*** Raw records

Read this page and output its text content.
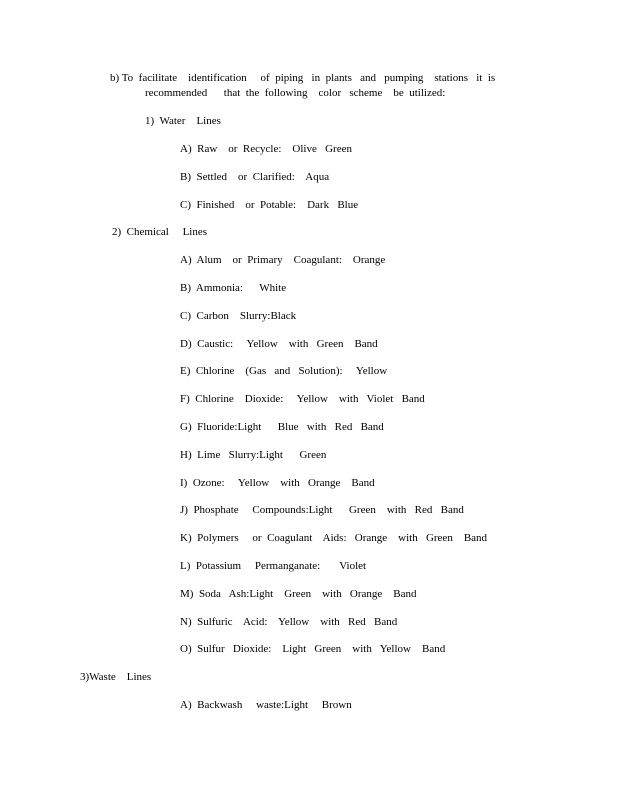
b) To  facilitate    identification     of  piping   in  plants   and   pumping    stations   it  is
recommended      that  the  following    color   scheme    be  utilized:
1)  Water    Lines
A)  Raw    or  Recycle:    Olive   Green
B)  Settled    or  Clarified:    Aqua
C)  Finished    or  Potable:    Dark   Blue
2)  Chemical     Lines
A)  Alum    or  Primary    Coagulant:    Orange
B)  Ammonia:      White
C)  Carbon    Slurry:Black
D)  Caustic:     Yellow    with   Green    Band
E)  Chlorine    (Gas   and   Solution):     Yellow
F)  Chlorine    Dioxide:     Yellow    with   Violet   Band
G)  Fluoride:Light      Blue   with   Red   Band
H)  Lime   Slurry:Light      Green
I)  Ozone:     Yellow    with   Orange    Band
J)  Phosphate     Compounds:Light      Green    with   Red   Band
K)  Polymers     or  Coagulant    Aids:   Orange    with   Green    Band
L)  Potassium     Permanganate:       Violet
M)  Soda   Ash:Light    Green    with   Orange    Band
N)  Sulfuric    Acid:    Yellow    with   Red   Band
O)  Sulfur   Dioxide:    Light   Green    with   Yellow    Band
3)Waste    Lines
A)  Backwash     waste:Light     Brown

******

-- Task requirements --
Will you restate every entry word for word and omit the images?

-- Solution for this problem --
Read this page and output its text content.
b) To  facilitate    identification     of  piping   in  plants   and   pumping    stations   it  is
recommended      that  the  following    color   scheme    be  utilized:
1)  Water    Lines
A)  Raw    or  Recycle:    Olive   Green
B)  Settled    or  Clarified:    Aqua
C)  Finished    or  Potable:    Dark   Blue
2)  Chemical     Lines
A)  Alum    or  Primary    Coagulant:    Orange
B)  Ammonia:      White
C)  Carbon    Slurry:Black
D)  Caustic:     Yellow    with   Green    Band
E)  Chlorine    (Gas   and   Solution):     Yellow
F)  Chlorine    Dioxide:     Yellow    with   Violet   Band
G)  Fluoride:Light      Blue   with   Red   Band
H)  Lime   Slurry:Light      Green
I)  Ozone:     Yellow    with   Orange    Band
J)  Phosphate     Compounds:Light      Green    with   Red   Band
K)  Polymers     or  Coagulant    Aids:   Orange    with   Green    Band
L)  Potassium     Permanganate:       Violet
M)  Soda   Ash:Light    Green    with   Orange    Band
N)  Sulfuric    Acid:    Yellow    with   Red   Band
O)  Sulfur   Dioxide:    Light   Green    with   Yellow    Band
3)Waste    Lines
A)  Backwash     waste:Light     Brown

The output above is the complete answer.